**TASK REQUIREMENTS:** Only the lines from the line holding "What data populates" through the final line of the entries below are to be returned, exactly as they stand.

┌─ GIVEN RECORDS

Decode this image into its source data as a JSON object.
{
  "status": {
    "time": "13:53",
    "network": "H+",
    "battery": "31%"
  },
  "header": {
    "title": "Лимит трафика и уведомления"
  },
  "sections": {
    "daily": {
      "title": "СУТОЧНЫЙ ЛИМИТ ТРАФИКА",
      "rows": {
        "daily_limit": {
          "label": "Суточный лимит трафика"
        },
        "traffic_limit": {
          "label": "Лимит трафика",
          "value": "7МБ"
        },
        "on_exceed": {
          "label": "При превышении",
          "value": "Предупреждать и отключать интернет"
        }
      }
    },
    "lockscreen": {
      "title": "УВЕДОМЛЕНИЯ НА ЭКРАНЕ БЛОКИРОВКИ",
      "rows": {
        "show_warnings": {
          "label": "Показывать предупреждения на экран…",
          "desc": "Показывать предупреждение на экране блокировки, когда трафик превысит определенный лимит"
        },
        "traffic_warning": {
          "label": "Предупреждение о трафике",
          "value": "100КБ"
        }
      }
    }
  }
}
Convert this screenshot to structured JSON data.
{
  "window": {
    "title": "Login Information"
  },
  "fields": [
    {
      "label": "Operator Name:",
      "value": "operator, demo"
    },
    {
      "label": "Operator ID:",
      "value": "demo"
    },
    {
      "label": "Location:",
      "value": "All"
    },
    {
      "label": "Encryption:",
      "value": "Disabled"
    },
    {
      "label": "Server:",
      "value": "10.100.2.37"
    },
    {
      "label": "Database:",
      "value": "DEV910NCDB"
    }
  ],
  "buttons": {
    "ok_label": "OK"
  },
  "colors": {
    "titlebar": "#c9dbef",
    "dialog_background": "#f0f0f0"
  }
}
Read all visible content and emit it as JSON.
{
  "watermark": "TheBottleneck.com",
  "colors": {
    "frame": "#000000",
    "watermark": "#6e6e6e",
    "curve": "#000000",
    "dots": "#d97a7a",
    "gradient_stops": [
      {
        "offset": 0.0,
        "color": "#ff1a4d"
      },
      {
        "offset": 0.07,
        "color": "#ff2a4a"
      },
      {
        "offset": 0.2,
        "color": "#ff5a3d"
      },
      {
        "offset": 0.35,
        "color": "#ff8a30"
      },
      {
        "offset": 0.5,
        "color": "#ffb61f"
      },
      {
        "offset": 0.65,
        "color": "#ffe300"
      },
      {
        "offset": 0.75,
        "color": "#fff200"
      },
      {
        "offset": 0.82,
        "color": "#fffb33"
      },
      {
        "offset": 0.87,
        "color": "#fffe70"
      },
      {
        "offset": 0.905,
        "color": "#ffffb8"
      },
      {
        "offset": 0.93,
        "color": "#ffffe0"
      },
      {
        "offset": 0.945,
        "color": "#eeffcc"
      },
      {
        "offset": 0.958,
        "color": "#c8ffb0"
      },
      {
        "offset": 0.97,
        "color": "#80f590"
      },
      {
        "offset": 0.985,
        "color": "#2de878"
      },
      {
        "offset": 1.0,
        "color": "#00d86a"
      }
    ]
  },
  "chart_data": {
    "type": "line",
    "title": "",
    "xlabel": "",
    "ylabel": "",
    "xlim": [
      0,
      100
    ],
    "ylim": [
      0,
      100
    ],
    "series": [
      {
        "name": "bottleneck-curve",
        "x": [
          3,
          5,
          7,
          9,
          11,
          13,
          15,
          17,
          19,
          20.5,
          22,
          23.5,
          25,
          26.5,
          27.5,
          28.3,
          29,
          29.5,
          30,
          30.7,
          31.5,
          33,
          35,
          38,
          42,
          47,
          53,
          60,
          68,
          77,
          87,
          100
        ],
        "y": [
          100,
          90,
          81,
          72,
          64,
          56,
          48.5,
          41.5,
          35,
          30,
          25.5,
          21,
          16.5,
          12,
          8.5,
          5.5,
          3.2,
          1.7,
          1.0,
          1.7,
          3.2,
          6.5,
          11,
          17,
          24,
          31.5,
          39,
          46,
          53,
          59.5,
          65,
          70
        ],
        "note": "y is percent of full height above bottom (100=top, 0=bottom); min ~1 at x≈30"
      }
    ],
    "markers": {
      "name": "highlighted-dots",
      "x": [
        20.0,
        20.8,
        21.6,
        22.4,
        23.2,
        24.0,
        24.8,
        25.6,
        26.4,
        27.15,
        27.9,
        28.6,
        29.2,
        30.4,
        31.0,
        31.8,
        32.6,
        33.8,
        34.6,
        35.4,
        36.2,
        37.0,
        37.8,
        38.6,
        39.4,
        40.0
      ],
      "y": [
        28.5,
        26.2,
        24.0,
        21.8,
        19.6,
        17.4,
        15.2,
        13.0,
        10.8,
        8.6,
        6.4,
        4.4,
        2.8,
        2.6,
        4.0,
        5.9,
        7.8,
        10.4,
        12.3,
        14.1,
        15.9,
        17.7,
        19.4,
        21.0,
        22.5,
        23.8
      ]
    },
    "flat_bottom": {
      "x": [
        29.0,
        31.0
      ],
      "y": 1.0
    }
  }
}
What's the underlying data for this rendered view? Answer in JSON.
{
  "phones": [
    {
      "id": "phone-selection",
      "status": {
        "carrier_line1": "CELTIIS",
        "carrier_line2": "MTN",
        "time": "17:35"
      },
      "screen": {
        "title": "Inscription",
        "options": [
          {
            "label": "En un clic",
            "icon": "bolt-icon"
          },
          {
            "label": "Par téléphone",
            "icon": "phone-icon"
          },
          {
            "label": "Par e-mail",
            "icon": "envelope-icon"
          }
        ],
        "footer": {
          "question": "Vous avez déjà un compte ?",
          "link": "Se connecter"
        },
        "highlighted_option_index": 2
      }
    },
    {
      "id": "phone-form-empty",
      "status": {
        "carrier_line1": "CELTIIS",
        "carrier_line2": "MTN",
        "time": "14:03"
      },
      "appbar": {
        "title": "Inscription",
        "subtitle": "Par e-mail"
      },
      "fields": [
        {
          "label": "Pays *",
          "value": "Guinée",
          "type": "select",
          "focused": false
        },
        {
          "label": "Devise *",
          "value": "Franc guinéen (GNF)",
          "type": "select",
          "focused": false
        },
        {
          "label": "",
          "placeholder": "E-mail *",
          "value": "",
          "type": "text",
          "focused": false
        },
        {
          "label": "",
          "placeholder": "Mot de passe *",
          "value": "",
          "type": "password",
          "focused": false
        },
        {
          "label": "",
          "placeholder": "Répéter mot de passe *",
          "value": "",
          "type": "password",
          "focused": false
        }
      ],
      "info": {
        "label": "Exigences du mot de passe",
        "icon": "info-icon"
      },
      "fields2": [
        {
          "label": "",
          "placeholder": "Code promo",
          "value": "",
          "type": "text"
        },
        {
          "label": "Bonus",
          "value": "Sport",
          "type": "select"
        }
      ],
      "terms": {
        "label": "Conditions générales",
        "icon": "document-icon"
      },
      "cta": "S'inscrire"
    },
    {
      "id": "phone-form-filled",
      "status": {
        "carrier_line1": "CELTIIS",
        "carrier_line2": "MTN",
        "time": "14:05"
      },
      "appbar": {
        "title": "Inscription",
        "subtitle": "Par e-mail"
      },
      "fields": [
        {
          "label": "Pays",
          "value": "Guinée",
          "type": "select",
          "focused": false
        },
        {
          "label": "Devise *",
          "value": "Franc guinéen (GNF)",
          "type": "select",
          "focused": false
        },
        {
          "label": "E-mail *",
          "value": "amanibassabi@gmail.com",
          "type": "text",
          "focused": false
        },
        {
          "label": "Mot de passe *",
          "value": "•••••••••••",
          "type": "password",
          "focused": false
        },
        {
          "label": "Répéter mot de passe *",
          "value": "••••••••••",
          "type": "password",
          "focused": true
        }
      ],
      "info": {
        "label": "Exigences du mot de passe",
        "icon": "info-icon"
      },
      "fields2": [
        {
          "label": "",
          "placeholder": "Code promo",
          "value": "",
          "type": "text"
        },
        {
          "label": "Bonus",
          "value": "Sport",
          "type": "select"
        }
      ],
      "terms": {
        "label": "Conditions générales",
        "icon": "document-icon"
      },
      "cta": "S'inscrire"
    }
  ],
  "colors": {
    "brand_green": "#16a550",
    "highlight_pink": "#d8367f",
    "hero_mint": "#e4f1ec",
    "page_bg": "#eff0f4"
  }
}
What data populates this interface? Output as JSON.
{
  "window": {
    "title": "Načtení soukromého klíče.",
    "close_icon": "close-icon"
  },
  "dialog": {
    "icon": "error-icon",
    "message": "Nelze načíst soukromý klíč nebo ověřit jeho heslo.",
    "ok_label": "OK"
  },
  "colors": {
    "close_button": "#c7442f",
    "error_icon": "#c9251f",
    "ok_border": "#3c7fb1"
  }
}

└─

**ANSWER TO THIS TASK:**
What data populates this interface? Output as JSON.
{
  "window": {
    "title": "Načtení soukromého klíče.",
    "close_icon": "close-icon"
  },
  "dialog": {
    "icon": "error-icon",
    "message": "Nelze načíst soukromý klíč nebo ověřit jeho heslo.",
    "ok_label": "OK"
  },
  "colors": {
    "close_button": "#c7442f",
    "error_icon": "#c9251f",
    "ok_border": "#3c7fb1"
  }
}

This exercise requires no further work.